>> START
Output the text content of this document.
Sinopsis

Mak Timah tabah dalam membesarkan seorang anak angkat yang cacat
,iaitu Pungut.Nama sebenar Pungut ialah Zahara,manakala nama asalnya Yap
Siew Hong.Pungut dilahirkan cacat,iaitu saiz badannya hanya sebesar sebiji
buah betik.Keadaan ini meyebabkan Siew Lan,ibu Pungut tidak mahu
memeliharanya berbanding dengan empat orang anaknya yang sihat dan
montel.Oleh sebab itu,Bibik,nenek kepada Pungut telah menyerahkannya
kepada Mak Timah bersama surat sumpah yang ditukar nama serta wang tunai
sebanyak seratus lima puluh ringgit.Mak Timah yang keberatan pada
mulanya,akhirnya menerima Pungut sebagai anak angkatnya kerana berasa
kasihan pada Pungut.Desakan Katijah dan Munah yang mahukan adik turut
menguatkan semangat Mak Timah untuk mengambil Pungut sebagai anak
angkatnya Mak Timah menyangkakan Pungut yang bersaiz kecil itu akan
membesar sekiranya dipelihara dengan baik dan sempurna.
>> END
Exercise task
Search the records above for the string "angkatnya". Copy every line that contains it.

Response to this exercise
mulanya,akhirnya menerima Pungut sebagai anak angkatnya kerana berasa
angkatnya Mak Timah menyangkakan Pungut yang bersaiz kecil itu akan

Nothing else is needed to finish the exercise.